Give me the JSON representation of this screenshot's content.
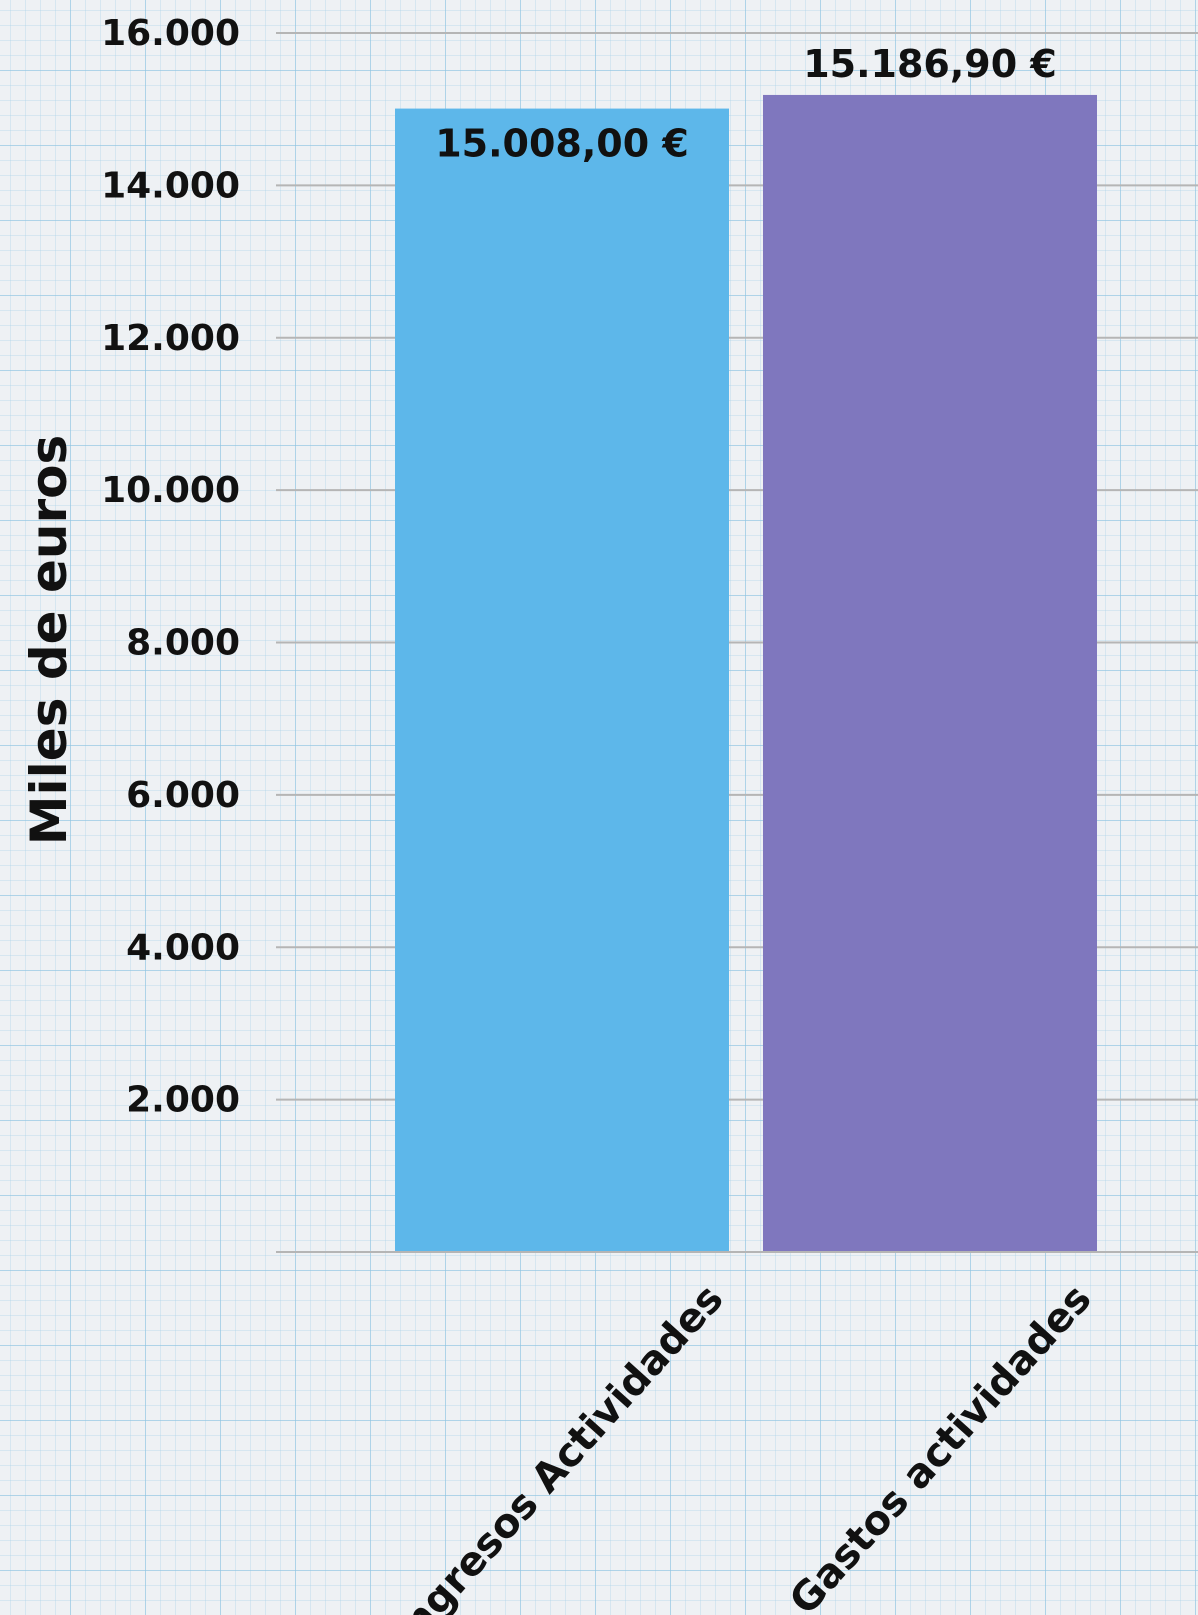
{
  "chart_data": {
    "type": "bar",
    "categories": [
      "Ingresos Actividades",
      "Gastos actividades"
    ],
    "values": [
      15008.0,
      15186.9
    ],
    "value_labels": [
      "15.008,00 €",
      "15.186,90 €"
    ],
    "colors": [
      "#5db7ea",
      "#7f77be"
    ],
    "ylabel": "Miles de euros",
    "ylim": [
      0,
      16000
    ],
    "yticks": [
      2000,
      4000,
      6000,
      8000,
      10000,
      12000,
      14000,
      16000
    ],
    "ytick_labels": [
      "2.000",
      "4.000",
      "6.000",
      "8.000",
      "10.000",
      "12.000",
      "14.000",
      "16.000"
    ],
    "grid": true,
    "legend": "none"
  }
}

--

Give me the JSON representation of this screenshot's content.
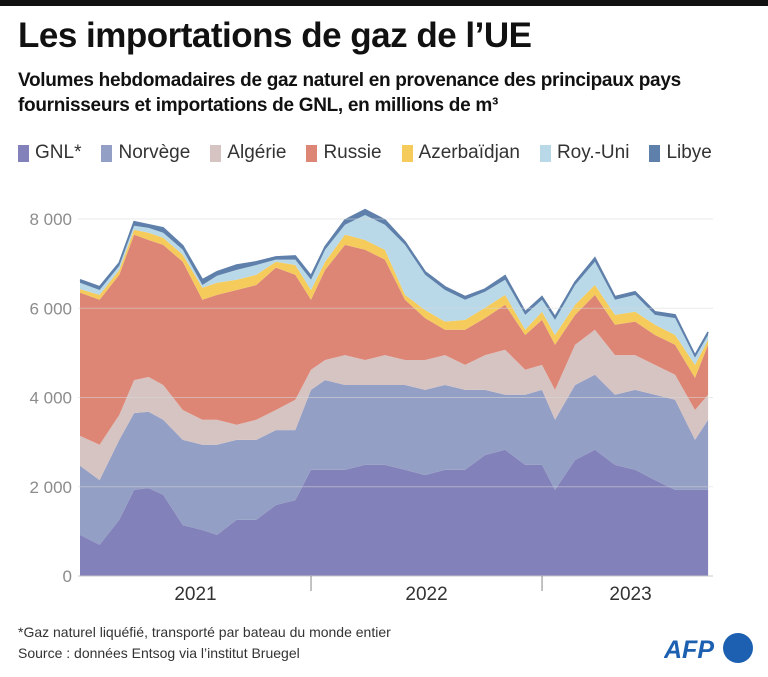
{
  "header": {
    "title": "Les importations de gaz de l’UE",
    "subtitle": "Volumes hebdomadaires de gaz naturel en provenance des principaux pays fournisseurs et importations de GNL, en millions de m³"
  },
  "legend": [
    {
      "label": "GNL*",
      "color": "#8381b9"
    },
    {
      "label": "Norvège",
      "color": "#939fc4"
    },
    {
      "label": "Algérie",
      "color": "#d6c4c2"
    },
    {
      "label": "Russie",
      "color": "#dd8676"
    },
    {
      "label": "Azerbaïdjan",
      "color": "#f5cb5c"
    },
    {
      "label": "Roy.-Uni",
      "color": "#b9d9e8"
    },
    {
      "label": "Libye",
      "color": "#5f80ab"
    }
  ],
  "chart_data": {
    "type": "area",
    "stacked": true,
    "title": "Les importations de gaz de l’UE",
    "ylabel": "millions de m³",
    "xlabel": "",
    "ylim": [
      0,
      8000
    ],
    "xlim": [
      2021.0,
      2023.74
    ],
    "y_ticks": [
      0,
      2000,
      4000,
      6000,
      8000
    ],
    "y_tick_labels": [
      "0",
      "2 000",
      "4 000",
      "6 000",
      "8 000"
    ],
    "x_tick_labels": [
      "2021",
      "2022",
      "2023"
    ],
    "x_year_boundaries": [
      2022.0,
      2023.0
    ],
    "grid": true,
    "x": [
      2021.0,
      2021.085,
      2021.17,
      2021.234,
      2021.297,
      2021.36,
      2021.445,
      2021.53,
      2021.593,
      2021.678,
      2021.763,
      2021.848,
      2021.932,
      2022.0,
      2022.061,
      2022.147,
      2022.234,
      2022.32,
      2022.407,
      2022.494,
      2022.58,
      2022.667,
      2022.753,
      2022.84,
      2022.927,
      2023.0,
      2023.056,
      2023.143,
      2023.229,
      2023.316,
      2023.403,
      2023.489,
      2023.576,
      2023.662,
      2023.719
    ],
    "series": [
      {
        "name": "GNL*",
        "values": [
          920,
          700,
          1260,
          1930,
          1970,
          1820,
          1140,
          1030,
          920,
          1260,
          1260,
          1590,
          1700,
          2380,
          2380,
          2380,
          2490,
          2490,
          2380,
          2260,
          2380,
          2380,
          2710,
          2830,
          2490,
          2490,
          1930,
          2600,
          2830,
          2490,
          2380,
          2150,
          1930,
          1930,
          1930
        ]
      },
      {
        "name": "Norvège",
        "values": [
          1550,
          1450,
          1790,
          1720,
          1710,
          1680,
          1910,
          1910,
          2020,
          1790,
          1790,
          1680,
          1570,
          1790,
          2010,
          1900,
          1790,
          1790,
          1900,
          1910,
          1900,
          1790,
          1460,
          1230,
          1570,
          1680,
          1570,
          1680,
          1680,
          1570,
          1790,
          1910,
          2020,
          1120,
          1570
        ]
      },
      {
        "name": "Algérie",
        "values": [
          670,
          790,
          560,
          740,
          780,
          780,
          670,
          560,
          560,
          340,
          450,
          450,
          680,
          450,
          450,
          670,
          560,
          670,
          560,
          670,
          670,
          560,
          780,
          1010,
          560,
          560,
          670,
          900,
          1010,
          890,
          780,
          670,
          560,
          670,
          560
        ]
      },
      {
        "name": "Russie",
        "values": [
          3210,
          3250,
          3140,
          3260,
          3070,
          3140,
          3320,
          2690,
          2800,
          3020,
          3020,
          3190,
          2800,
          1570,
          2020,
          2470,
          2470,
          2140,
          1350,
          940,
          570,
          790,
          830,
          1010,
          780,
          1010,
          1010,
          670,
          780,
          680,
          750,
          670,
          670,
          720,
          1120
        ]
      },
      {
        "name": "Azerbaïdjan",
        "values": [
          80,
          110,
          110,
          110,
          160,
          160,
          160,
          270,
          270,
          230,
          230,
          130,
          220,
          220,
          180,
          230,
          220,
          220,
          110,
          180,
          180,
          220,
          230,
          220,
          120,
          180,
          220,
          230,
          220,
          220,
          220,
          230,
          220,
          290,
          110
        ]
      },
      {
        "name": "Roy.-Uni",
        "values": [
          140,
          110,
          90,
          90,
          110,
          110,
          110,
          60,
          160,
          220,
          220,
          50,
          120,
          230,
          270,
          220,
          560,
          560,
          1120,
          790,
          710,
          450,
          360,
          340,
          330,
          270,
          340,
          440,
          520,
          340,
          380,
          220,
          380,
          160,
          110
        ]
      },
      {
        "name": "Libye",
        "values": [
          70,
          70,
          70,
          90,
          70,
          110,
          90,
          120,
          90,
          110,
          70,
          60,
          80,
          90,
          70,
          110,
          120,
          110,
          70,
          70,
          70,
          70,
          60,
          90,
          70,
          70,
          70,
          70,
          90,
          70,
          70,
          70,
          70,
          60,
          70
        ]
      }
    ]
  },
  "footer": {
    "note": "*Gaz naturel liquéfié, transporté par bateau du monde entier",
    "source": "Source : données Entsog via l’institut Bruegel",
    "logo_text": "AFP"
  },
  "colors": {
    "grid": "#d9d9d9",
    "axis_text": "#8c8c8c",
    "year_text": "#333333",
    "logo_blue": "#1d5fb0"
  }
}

§ **Exercise prompt**
Every line in the data above that contains "name" needs to be copied.

§ **Complete output**
        "name": "GNL*",
        "name": "Norvège",
        "name": "Algérie",
        "name": "Russie",
        "name": "Azerbaïdjan",
        "name": "Roy.-Uni",
        "name": "Libye",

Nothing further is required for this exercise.